Paul aux chrétiens de Colosses (3°partie)
Rien parmi vous, sinon Jésus-Christ
(Paul aux chrétiens de Colosses, chap. 1, v12 à 23)
par Daniel Bresch
Avec ce texte, nous voici propulsés au cœur même du débat de l’épître. Si nous faisons l’effort de le lire avec une curiosité renouvelée — exercice exigeant, mais combien gratifiant ! — nous serons peut-être étonnés par la manière dont l’apôtre Paul aborde la question.
Doctrine et vie un tout indissociable !
Dans l’original, il y a une seule phrase du verset 9 au verset 20, déroulée en vagues successives. Saisissons à nouveau le mouvement de la prière de Paul. Il vient de demander à Dieu que les chrétiens soient « remplis de connaissance » (v. 9), non pour rechercher des pensées religieuses élevées et des sentiments pieux, mais pour vivre et mettre en pratique la foi en Christ, ce qui est le plus grand honneur pour Dieu (v. 10a). En quatre grands traits, il esquisse les caractéristiques sensibles de cette vie nouvelle en Christ (v. 10b-12a).
Avec la reconnaissance qui en est aussi le couronnement, il enchaîne alors tout naturellement sur l’objet et le motif de l’action de grâce, c’est-à-dire Dieu et le salut opéré par Jésus-Christ, ou l’origine et l’agent de la vie nouvelle des chrétiens (v. 12b-14). Dans le même souffle il y rattache un exposé magistral qui est une confession de foi en forme d’hymne au Christ, détenteur et dispensateur de la vie nouvelle (v. 15-20). Le paragraphe suivant prolonge cet enseignement par une interpellation des lecteurs pris à témoins (v. 21-23).
::::::
__Tâche demandée 1__
Selon le texte sur l'épître aux Colossiens, dans quel but Paul demande-t-il à Dieu que les chrétiens soient « remplis de connaissance » ?
::::::
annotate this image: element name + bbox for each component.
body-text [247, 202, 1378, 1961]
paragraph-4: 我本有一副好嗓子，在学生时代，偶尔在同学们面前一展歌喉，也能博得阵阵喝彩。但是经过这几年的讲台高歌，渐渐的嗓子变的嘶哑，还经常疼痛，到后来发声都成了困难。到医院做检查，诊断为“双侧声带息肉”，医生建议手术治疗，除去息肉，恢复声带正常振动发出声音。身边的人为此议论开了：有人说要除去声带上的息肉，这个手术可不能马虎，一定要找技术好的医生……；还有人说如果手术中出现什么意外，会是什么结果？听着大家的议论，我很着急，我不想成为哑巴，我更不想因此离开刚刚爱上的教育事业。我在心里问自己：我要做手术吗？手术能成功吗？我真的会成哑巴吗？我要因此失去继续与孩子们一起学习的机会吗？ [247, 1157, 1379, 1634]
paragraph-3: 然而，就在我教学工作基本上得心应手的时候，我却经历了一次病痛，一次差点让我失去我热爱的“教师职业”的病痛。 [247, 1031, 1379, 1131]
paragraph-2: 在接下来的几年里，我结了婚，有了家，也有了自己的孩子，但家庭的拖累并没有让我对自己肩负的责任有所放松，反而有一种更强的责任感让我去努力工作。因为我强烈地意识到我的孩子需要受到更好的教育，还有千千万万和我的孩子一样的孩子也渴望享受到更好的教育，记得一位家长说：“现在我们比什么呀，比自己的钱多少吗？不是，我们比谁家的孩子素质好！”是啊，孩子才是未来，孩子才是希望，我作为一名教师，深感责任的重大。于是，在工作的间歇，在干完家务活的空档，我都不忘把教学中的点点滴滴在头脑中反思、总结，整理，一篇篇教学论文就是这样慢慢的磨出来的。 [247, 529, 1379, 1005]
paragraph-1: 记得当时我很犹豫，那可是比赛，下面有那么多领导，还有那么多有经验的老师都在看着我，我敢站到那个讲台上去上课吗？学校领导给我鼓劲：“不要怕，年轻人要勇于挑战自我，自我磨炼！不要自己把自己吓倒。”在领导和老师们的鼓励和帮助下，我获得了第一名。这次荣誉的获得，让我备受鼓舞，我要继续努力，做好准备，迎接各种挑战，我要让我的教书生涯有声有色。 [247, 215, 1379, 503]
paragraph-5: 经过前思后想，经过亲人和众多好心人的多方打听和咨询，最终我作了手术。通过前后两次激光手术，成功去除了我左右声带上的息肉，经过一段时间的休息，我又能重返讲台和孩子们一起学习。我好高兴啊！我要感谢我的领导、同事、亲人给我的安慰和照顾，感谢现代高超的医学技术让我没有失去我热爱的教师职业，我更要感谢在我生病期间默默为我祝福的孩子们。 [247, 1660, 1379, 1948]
::::::
__Tâche demandée 2__
Relevez chaque ligne des lignes ci-dessus qui contient la chaîne « 通过前后两次激光手术 », en tenant compte de la casse.

__Réponse complète 1__
Paul ne le demande pas pour qu'ils recherchent des pensées religieuses élevées et des sentiments pieux. Il le demande pour qu'ils vivent et mettent en pratique la foi en Christ, ce qui est le plus grand honneur pour Dieu.

__Réponse complète 2__
paragraph-5: 经过前思后想，经过亲人和众多好心人的多方打听和咨询，最终我作了手术。通过前后两次激光手术，成功去除了我左右声带上的息肉，经过一段时间的休息，我又能重返讲台和孩子们一起学习。我好高兴啊！我要感谢我的领导、同事、亲人给我的安慰和照顾，感谢现代高超的医学技术让我没有失去我热爱的教师职业，我更要感谢在我生病期间默默为我祝福的孩子们。 [247, 1660, 1379, 1948]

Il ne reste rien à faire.